Count the lines below that contain the word "this", and report only that number.
>> Start Given records
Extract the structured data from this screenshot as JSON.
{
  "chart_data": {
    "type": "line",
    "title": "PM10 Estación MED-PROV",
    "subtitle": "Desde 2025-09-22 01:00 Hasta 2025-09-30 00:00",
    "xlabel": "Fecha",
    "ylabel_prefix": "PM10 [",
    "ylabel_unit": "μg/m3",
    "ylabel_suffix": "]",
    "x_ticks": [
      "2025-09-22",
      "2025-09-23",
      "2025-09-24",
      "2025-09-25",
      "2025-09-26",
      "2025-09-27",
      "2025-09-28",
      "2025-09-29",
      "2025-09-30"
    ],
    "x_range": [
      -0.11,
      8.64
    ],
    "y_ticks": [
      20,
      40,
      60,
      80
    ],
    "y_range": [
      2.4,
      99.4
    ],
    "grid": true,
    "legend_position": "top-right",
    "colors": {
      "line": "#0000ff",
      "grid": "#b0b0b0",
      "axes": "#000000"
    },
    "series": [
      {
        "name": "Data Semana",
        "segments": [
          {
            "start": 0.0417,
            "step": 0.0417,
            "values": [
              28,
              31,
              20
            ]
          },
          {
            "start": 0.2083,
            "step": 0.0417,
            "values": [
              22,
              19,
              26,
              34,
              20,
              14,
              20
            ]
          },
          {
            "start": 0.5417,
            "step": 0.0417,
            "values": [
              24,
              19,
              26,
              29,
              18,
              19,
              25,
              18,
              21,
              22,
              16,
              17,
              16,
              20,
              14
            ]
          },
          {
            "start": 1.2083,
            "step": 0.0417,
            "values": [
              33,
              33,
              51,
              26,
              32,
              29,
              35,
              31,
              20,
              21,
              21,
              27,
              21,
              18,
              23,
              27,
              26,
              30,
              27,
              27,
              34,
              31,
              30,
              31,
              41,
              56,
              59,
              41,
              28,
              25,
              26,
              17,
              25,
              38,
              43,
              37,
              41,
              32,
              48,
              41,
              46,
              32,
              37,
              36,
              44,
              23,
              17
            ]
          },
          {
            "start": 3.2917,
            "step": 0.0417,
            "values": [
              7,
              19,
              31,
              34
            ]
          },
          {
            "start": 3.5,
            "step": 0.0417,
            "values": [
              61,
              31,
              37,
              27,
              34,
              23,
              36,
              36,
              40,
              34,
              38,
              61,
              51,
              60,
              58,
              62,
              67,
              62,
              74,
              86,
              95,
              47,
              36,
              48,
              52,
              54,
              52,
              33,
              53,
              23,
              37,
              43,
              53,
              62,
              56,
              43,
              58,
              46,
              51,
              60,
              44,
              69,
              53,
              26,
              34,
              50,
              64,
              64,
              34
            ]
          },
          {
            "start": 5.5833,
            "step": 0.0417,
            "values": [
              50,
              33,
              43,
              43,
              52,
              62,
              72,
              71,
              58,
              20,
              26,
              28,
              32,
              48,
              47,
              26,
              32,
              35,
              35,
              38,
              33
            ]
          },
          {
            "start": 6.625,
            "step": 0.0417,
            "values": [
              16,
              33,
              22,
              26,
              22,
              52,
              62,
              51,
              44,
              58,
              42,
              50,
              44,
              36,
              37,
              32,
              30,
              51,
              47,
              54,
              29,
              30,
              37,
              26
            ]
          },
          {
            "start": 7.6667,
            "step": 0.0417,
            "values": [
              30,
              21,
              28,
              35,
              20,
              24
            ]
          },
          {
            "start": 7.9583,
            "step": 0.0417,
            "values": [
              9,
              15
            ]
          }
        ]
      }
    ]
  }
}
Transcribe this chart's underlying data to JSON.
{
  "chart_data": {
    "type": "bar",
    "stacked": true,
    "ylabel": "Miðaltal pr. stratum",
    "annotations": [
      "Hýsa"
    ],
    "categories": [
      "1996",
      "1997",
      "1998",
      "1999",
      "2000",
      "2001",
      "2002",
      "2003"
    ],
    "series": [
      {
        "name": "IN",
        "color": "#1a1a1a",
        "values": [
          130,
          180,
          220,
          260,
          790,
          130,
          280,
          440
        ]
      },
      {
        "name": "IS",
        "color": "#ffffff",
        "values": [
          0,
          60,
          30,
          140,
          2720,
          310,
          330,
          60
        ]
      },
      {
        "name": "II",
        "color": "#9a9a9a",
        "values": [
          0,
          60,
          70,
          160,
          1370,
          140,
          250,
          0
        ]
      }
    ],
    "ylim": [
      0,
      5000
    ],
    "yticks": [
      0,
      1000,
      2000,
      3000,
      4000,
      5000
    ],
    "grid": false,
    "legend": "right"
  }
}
>> End Given records
▸ **Finished task**
2